== Work to be completed ==
Quote all entries in full, exactly.

== Data listing ==
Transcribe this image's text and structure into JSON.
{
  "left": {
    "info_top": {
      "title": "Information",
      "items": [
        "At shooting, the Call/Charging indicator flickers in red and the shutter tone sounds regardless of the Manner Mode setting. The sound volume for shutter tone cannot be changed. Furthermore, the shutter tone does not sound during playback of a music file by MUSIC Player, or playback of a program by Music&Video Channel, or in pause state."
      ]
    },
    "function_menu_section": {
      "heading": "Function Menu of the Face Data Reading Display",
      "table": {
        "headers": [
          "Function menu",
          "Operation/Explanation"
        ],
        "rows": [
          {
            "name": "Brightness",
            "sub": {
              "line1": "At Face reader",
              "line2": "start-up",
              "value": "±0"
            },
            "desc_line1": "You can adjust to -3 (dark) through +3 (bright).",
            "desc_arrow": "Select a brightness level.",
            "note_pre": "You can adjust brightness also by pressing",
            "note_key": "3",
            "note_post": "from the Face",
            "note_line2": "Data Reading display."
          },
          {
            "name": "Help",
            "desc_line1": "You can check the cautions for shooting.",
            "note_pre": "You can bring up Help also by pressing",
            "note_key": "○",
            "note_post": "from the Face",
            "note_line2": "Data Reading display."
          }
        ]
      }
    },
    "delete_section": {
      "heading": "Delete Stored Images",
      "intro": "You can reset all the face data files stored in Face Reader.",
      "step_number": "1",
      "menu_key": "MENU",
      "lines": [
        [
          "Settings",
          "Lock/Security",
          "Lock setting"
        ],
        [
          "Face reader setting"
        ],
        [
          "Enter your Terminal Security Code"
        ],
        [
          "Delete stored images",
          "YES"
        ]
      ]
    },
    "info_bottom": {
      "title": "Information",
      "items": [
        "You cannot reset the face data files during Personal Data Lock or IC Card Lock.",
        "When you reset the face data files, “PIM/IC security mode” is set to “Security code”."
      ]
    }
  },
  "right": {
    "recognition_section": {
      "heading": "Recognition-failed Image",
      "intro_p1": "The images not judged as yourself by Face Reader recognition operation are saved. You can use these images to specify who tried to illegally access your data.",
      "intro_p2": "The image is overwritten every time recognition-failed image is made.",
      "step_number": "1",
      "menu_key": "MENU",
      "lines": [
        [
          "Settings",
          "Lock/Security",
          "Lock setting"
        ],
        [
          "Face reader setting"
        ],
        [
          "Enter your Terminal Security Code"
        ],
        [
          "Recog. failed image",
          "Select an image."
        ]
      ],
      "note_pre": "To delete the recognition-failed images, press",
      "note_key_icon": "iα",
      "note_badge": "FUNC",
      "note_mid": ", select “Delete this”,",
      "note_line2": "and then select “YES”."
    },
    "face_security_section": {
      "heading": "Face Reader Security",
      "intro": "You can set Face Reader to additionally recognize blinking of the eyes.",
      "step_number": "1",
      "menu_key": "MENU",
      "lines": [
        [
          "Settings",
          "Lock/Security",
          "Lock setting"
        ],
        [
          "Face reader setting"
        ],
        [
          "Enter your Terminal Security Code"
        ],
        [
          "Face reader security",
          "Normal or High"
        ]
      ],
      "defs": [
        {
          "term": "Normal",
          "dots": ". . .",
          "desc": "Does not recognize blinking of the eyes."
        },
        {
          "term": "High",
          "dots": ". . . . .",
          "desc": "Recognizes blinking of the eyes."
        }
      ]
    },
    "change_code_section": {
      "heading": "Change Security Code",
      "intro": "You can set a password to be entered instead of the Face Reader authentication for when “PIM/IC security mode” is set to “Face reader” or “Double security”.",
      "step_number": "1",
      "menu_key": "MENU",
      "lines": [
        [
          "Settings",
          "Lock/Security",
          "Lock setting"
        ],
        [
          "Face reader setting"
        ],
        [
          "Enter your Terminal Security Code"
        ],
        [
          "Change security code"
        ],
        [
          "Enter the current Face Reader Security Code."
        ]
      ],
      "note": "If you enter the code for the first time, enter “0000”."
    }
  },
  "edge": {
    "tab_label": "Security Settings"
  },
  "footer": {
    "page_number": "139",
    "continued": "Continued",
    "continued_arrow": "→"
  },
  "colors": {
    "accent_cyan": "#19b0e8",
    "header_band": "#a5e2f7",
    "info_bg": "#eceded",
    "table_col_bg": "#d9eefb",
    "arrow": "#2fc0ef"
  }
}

== Answer to this problem ==
Transcribe this image's text and structure into JSON.
{
  "left": {
    "info_top": {
      "title": "Information",
      "items": [
        "At shooting, the Call/Charging indicator flickers in red and the shutter tone sounds regardless of the Manner Mode setting. The sound volume for shutter tone cannot be changed. Furthermore, the shutter tone does not sound during playback of a music file by MUSIC Player, or playback of a program by Music&Video Channel, or in pause state."
      ]
    },
    "function_menu_section": {
      "heading": "Function Menu of the Face Data Reading Display",
      "table": {
        "headers": [
          "Function menu",
          "Operation/Explanation"
        ],
        "rows": [
          {
            "name": "Brightness",
            "sub": {
              "line1": "At Face reader",
              "line2": "start-up",
              "value": "±0"
            },
            "desc_line1": "You can adjust to -3 (dark) through +3 (bright).",
            "desc_arrow": "Select a brightness level.",
            "note_pre": "You can adjust brightness also by pressing",
            "note_key": "3",
            "note_post": "from the Face",
            "note_line2": "Data Reading display."
          },
          {
            "name": "Help",
            "desc_line1": "You can check the cautions for shooting.",
            "note_pre": "You can bring up Help also by pressing",
            "note_key": "○",
            "note_post": "from the Face",
            "note_line2": "Data Reading display."
          }
        ]
      }
    },
    "delete_section": {
      "heading": "Delete Stored Images",
      "intro": "You can reset all the face data files stored in Face Reader.",
      "step_number": "1",
      "menu_key": "MENU",
      "lines": [
        [
          "Settings",
          "Lock/Security",
          "Lock setting"
        ],
        [
          "Face reader setting"
        ],
        [
          "Enter your Terminal Security Code"
        ],
        [
          "Delete stored images",
          "YES"
        ]
      ]
    },
    "info_bottom": {
      "title": "Information",
      "items": [
        "You cannot reset the face data files during Personal Data Lock or IC Card Lock.",
        "When you reset the face data files, “PIM/IC security mode” is set to “Security code”."
      ]
    }
  },
  "right": {
    "recognition_section": {
      "heading": "Recognition-failed Image",
      "intro_p1": "The images not judged as yourself by Face Reader recognition operation are saved. You can use these images to specify who tried to illegally access your data.",
      "intro_p2": "The image is overwritten every time recognition-failed image is made.",
      "step_number": "1",
      "menu_key": "MENU",
      "lines": [
        [
          "Settings",
          "Lock/Security",
          "Lock setting"
        ],
        [
          "Face reader setting"
        ],
        [
          "Enter your Terminal Security Code"
        ],
        [
          "Recog. failed image",
          "Select an image."
        ]
      ],
      "note_pre": "To delete the recognition-failed images, press",
      "note_key_icon": "iα",
      "note_badge": "FUNC",
      "note_mid": ", select “Delete this”,",
      "note_line2": "and then select “YES”."
    },
    "face_security_section": {
      "heading": "Face Reader Security",
      "intro": "You can set Face Reader to additionally recognize blinking of the eyes.",
      "step_number": "1",
      "menu_key": "MENU",
      "lines": [
        [
          "Settings",
          "Lock/Security",
          "Lock setting"
        ],
        [
          "Face reader setting"
        ],
        [
          "Enter your Terminal Security Code"
        ],
        [
          "Face reader security",
          "Normal or High"
        ]
      ],
      "defs": [
        {
          "term": "Normal",
          "dots": ". . .",
          "desc": "Does not recognize blinking of the eyes."
        },
        {
          "term": "High",
          "dots": ". . . . .",
          "desc": "Recognizes blinking of the eyes."
        }
      ]
    },
    "change_code_section": {
      "heading": "Change Security Code",
      "intro": "You can set a password to be entered instead of the Face Reader authentication for when “PIM/IC security mode” is set to “Face reader” or “Double security”.",
      "step_number": "1",
      "menu_key": "MENU",
      "lines": [
        [
          "Settings",
          "Lock/Security",
          "Lock setting"
        ],
        [
          "Face reader setting"
        ],
        [
          "Enter your Terminal Security Code"
        ],
        [
          "Change security code"
        ],
        [
          "Enter the current Face Reader Security Code."
        ]
      ],
      "note": "If you enter the code for the first time, enter “0000”."
    }
  },
  "edge": {
    "tab_label": "Security Settings"
  },
  "footer": {
    "page_number": "139",
    "continued": "Continued",
    "continued_arrow": "→"
  },
  "colors": {
    "accent_cyan": "#19b0e8",
    "header_band": "#a5e2f7",
    "info_bg": "#eceded",
    "table_col_bg": "#d9eefb",
    "arrow": "#2fc0ef"
  }
}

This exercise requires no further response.